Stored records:
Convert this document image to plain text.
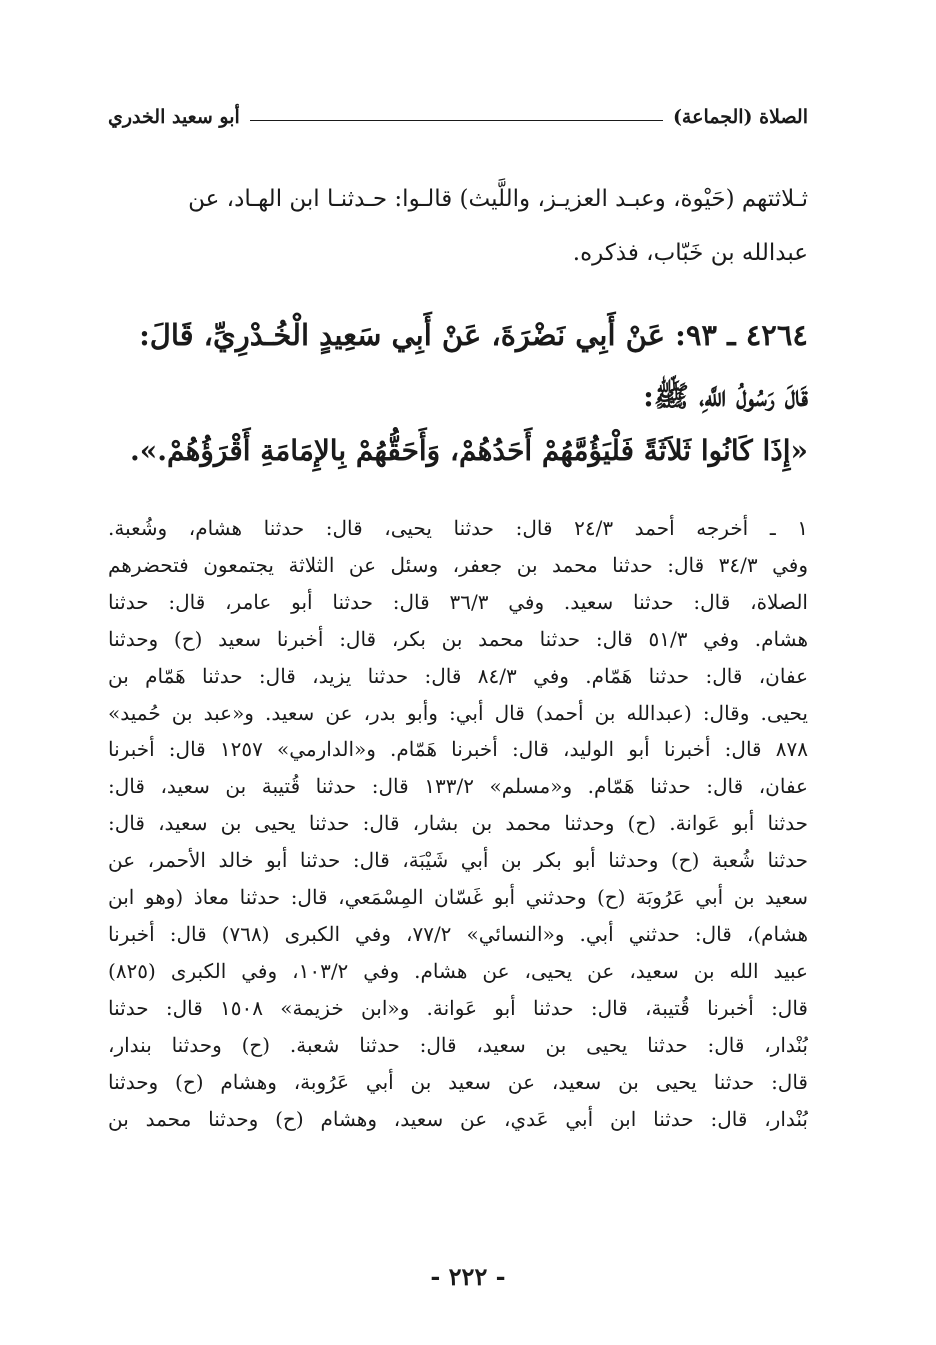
الصلاة (الجماعة)
أبو سعيد الخدري

ثـلاثتهم (حَيْوة، وعبـد العزيـز، واللَّيث) قالـوا: حـدثنـا ابن الهـاد، عن

عبدالله بن خَبّاب، فذكره.

٤٢٦٤ ـ ٩٣: عَنْ أَبِي نَضْرَةَ، عَنْ أَبِي سَعِيدٍ الْخُـدْرِيِّ، قَالَ:

قَالَ رَسُولُ اللَّهِ، ﷺ:

«إِذَا كَانُوا ثَلاَثَةً فَلْيَؤُمَّهُمْ أَحَدُهُمْ، وَأَحَقُّهُمْ بِالإِمَامَةِ أَقْرَؤُهُمْ.».

١ ـ أخرجه أحمد ٢٤/٣ قال: حدثنا يحيى، قال: حدثنا هشام، وشُعبة.

وفي ٣٤/٣ قال: حدثنا محمد بن جعفر، وسئل عن الثلاثة يجتمعون فتحضرهم

الصلاة، قال: حدثنا سعيد. وفي ٣٦/٣ قال: حدثنا أبو عامر، قال: حدثنا

هشام. وفي ٥١/٣ قال: حدثنا محمد بن بكر، قال: أخبرنا سعيد (ح) وحدثنا

عفان، قال: حدثنا هَمّام. وفي ٨٤/٣ قال: حدثنا يزيد، قال: حدثنا هَمّام بن

يحيى. وقال: (عبدالله بن أحمد) قال أبي: وأبو بدر، عن سعيد. و«عبد بن حُميد»

٨٧٨ قال: أخبرنا أبو الوليد، قال: أخبرنا هَمّام. و«الدارمي» ١٢٥٧ قال: أخبرنا

عفان، قال: حدثنا هَمّام. و«مسلم» ١٣٣/٢ قال: حدثنا قُتيبة بن سعيد، قال:

حدثنا أبو عَوانة. (ح) وحدثنا محمد بن بشار، قال: حدثنا يحيى بن سعيد، قال:

حدثنا شُعبة (ح) وحدثنا أبو بكر بن أبي شَيْبَة، قال: حدثنا أبو خالد الأحمر، عن

سعيد بن أبي عَرُوبَة (ح) وحدثني أبو غَسّان المِسْمَعي، قال: حدثنا معاذ (وهو ابن

هشام)، قال: حدثني أبي. و«النسائي» ٧٧/٢، وفي الكبرى (٧٦٨) قال: أخبرنا

عبيد الله بن سعيد، عن يحيى، عن هشام. وفي ١٠٣/٢، وفي الكبرى (٨٢٥)

قال: أخبرنا قُتيبة، قال: حدثنا أبو عَوانة. و«ابن خزيمة» ١٥٠٨ قال: حدثنا

بُنْدار، قال: حدثنا يحيى بن سعيد، قال: حدثنا شعبة. (ح) وحدثنا بندار،

قال: حدثنا يحيى بن سعيد، عن سعيد بن أبي عَرُوبة، وهشام (ح) وحدثنا

بُنْدار، قال: حدثنا ابن أبي عَدي، عن سعيد، وهشام (ح) وحدثنا محمد بن

- ٢٢٢ -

◆ GIVEN TASK ◆
Copy out the data above exactly, except the pictures.

◆ WRITTEN SOLUTION ◆
Convert this document image to plain text.
الصلاة (الجماعة)
أبو سعيد الخدري

ثـلاثتهم (حَيْوة، وعبـد العزيـز، واللَّيث) قالـوا: حـدثنـا ابن الهـاد، عن

عبدالله بن خَبّاب، فذكره.

٤٢٦٤ ـ ٩٣: عَنْ أَبِي نَضْرَةَ، عَنْ أَبِي سَعِيدٍ الْخُـدْرِيِّ، قَالَ:

قَالَ رَسُولُ اللَّهِ، ﷺ:

«إِذَا كَانُوا ثَلاَثَةً فَلْيَؤُمَّهُمْ أَحَدُهُمْ، وَأَحَقُّهُمْ بِالإِمَامَةِ أَقْرَؤُهُمْ.».

١ ـ أخرجه أحمد ٢٤/٣ قال: حدثنا يحيى، قال: حدثنا هشام، وشُعبة.

وفي ٣٤/٣ قال: حدثنا محمد بن جعفر، وسئل عن الثلاثة يجتمعون فتحضرهم

الصلاة، قال: حدثنا سعيد. وفي ٣٦/٣ قال: حدثنا أبو عامر، قال: حدثنا

هشام. وفي ٥١/٣ قال: حدثنا محمد بن بكر، قال: أخبرنا سعيد (ح) وحدثنا

عفان، قال: حدثنا هَمّام. وفي ٨٤/٣ قال: حدثنا يزيد، قال: حدثنا هَمّام بن

يحيى. وقال: (عبدالله بن أحمد) قال أبي: وأبو بدر، عن سعيد. و«عبد بن حُميد»

٨٧٨ قال: أخبرنا أبو الوليد، قال: أخبرنا هَمّام. و«الدارمي» ١٢٥٧ قال: أخبرنا

عفان، قال: حدثنا هَمّام. و«مسلم» ١٣٣/٢ قال: حدثنا قُتيبة بن سعيد، قال:

حدثنا أبو عَوانة. (ح) وحدثنا محمد بن بشار، قال: حدثنا يحيى بن سعيد، قال:

حدثنا شُعبة (ح) وحدثنا أبو بكر بن أبي شَيْبَة، قال: حدثنا أبو خالد الأحمر، عن

سعيد بن أبي عَرُوبَة (ح) وحدثني أبو غَسّان المِسْمَعي، قال: حدثنا معاذ (وهو ابن

هشام)، قال: حدثني أبي. و«النسائي» ٧٧/٢، وفي الكبرى (٧٦٨) قال: أخبرنا

عبيد الله بن سعيد، عن يحيى، عن هشام. وفي ١٠٣/٢، وفي الكبرى (٨٢٥)

قال: أخبرنا قُتيبة، قال: حدثنا أبو عَوانة. و«ابن خزيمة» ١٥٠٨ قال: حدثنا

بُنْدار، قال: حدثنا يحيى بن سعيد، قال: حدثنا شعبة. (ح) وحدثنا بندار،

قال: حدثنا يحيى بن سعيد، عن سعيد بن أبي عَرُوبة، وهشام (ح) وحدثنا

بُنْدار، قال: حدثنا ابن أبي عَدي، عن سعيد، وهشام (ح) وحدثنا محمد بن

- ٢٢٢ -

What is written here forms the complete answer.